## [Exercise task]
Reproduce verbatim the final portion of the material below, from the line containing "Give me a plain-text" through its last line, and nothing else.

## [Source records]
— BEGIN —

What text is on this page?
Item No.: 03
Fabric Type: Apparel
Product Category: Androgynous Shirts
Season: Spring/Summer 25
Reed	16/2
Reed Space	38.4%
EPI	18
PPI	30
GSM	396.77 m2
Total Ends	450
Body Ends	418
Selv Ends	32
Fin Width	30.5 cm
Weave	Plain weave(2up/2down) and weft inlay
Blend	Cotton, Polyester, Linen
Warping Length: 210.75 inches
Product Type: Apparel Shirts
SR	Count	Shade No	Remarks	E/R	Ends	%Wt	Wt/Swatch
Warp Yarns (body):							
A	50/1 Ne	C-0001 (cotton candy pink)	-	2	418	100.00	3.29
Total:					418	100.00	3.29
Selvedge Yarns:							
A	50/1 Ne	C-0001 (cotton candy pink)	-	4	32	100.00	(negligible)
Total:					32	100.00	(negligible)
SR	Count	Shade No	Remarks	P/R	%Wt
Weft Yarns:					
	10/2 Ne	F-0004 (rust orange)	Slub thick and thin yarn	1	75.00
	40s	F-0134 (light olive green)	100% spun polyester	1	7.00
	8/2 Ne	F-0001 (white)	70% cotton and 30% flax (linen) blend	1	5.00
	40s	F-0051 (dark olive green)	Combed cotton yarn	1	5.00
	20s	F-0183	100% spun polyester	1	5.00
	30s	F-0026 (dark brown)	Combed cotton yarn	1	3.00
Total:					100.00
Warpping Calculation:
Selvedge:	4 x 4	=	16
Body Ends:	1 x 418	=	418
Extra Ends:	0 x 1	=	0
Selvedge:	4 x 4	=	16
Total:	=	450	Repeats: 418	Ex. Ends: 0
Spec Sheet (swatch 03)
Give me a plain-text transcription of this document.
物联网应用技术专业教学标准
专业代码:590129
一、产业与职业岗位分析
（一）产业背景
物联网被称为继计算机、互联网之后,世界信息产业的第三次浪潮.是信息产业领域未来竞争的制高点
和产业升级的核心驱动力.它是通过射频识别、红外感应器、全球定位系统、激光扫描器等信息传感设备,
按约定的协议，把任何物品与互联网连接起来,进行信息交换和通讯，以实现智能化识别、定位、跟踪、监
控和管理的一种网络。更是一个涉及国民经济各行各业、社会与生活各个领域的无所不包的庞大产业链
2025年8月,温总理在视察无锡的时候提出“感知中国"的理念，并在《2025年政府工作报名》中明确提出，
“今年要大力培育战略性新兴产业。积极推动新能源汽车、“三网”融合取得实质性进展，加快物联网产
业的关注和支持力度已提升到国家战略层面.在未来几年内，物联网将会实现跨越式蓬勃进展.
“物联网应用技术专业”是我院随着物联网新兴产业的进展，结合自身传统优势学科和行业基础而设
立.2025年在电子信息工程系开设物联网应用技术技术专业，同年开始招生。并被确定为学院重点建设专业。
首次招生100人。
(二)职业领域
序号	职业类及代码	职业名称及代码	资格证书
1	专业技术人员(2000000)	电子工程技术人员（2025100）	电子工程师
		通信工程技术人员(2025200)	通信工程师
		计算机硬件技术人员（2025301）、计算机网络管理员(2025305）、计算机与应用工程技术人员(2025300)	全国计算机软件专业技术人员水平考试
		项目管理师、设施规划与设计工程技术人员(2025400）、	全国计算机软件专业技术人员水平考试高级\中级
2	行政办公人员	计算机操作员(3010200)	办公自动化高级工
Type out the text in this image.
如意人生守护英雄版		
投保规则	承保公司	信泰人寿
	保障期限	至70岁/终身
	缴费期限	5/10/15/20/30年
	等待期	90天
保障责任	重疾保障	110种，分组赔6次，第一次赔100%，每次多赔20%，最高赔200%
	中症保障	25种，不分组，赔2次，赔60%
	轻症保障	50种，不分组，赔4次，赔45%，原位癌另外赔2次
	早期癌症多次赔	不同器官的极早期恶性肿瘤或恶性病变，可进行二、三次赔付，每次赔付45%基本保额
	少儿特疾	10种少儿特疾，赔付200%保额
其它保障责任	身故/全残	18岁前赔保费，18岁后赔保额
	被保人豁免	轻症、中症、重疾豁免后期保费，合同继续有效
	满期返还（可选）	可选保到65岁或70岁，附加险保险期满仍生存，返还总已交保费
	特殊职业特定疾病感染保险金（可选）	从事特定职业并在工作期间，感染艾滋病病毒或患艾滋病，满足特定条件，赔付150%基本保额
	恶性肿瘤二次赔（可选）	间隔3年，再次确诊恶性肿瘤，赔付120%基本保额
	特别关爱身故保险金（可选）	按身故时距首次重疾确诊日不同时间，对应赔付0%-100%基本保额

— END —

## [Expected answer]
Give me a plain-text transcription of this document.
物联网应用技术专业教学标准
专业代码:590129
一、产业与职业岗位分析
（一）产业背景
物联网被称为继计算机、互联网之后,世界信息产业的第三次浪潮.是信息产业领域未来竞争的制高点
和产业升级的核心驱动力.它是通过射频识别、红外感应器、全球定位系统、激光扫描器等信息传感设备,
按约定的协议，把任何物品与互联网连接起来,进行信息交换和通讯，以实现智能化识别、定位、跟踪、监
控和管理的一种网络。更是一个涉及国民经济各行各业、社会与生活各个领域的无所不包的庞大产业链
2025年8月,温总理在视察无锡的时候提出“感知中国"的理念，并在《2025年政府工作报名》中明确提出，
“今年要大力培育战略性新兴产业。积极推动新能源汽车、“三网”融合取得实质性进展，加快物联网产
业的关注和支持力度已提升到国家战略层面.在未来几年内，物联网将会实现跨越式蓬勃进展.
“物联网应用技术专业”是我院随着物联网新兴产业的进展，结合自身传统优势学科和行业基础而设
立.2025年在电子信息工程系开设物联网应用技术技术专业，同年开始招生。并被确定为学院重点建设专业。
首次招生100人。
(二)职业领域
序号	职业类及代码	职业名称及代码	资格证书
1	专业技术人员(2000000)	电子工程技术人员（2025100）	电子工程师
		通信工程技术人员(2025200)	通信工程师
		计算机硬件技术人员（2025301）、计算机网络管理员(2025305）、计算机与应用工程技术人员(2025300)	全国计算机软件专业技术人员水平考试
		项目管理师、设施规划与设计工程技术人员(2025400）、	全国计算机软件专业技术人员水平考试高级\中级
2	行政办公人员	计算机操作员(3010200)	办公自动化高级工
Type out the text in this image.
如意人生守护英雄版		
投保规则	承保公司	信泰人寿
	保障期限	至70岁/终身
	缴费期限	5/10/15/20/30年
	等待期	90天
保障责任	重疾保障	110种，分组赔6次，第一次赔100%，每次多赔20%，最高赔200%
	中症保障	25种，不分组，赔2次，赔60%
	轻症保障	50种，不分组，赔4次，赔45%，原位癌另外赔2次
	早期癌症多次赔	不同器官的极早期恶性肿瘤或恶性病变，可进行二、三次赔付，每次赔付45%基本保额
	少儿特疾	10种少儿特疾，赔付200%保额
其它保障责任	身故/全残	18岁前赔保费，18岁后赔保额
	被保人豁免	轻症、中症、重疾豁免后期保费，合同继续有效
	满期返还（可选）	可选保到65岁或70岁，附加险保险期满仍生存，返还总已交保费
	特殊职业特定疾病感染保险金（可选）	从事特定职业并在工作期间，感染艾滋病病毒或患艾滋病，满足特定条件，赔付150%基本保额
	恶性肿瘤二次赔（可选）	间隔3年，再次确诊恶性肿瘤，赔付120%基本保额
	特别关爱身故保险金（可选）	按身故时距首次重疾确诊日不同时间，对应赔付0%-100%基本保额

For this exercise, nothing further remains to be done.